» **STATED PROBLEM**:
In your copy, leave out the pictures and repeat the entries below exactly.

» **RECORDS FOR THE EXERCISE**:
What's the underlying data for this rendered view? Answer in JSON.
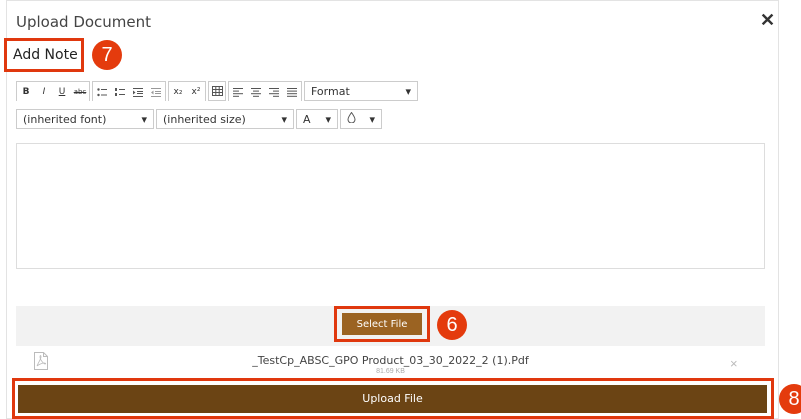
{
  "dialog": {
    "title": "Upload Document",
    "close_symbol": "✕"
  },
  "note": {
    "label": "Add Note"
  },
  "callouts": {
    "c7": "7",
    "c6": "6",
    "c8": "8"
  },
  "toolbar": {
    "bold": "B",
    "italic": "I",
    "underline": "U",
    "strike": "abc",
    "subscript": "x₂",
    "superscript": "x²",
    "format_label": "Format",
    "font_label": "(inherited font)",
    "size_label": "(inherited size)",
    "font_color": "A"
  },
  "upload": {
    "select_file_label": "Select File",
    "file_name": "_TestCp_ABSC_GPO Product_03_30_2022_2 (1).Pdf",
    "file_size": "81.69 KB",
    "remove_symbol": "×",
    "upload_label": "Upload File"
  },
  "colors": {
    "accent_callout": "#e43b0d",
    "select_button": "#9b6322",
    "upload_button": "#6b4414"
  }
}
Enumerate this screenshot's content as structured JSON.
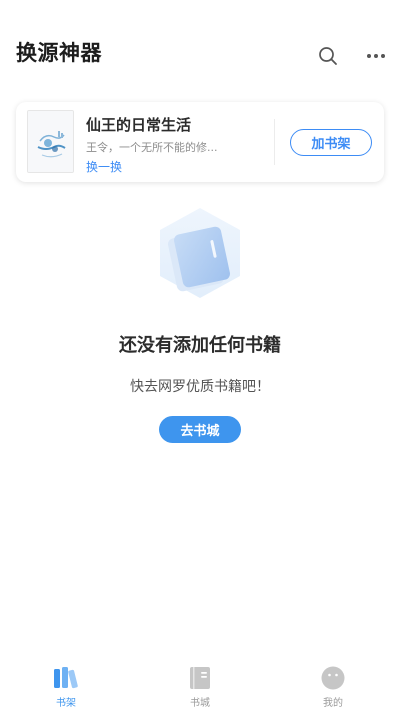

» **ANSWER TO THIS TASK**:
What's the underlying data for this rendered view? Answer in JSON.
{
  "dialog": {
    "title": "Upload Document",
    "close_symbol": "✕"
  },
  "note": {
    "label": "Add Note"
  },
  "callouts": {
    "c7": "7",
    "c6": "6",
    "c8": "8"
  },
  "toolbar": {
    "bold": "B",
    "italic": "I",
    "underline": "U",
    "strike": "abc",
    "subscript": "x₂",
    "superscript": "x²",
    "format_label": "Format",
    "font_label": "(inherited font)",
    "size_label": "(inherited size)",
    "font_color": "A"
  },
  "upload": {
    "select_file_label": "Select File",
    "file_name": "_TestCp_ABSC_GPO Product_03_30_2022_2 (1).Pdf",
    "file_size": "81.69 KB",
    "remove_symbol": "×",
    "upload_label": "Upload File"
  },
  "colors": {
    "accent_callout": "#e43b0d",
    "select_button": "#9b6322",
    "upload_button": "#6b4414"
  }
}
Enumerate this screenshot's content as structured JSON.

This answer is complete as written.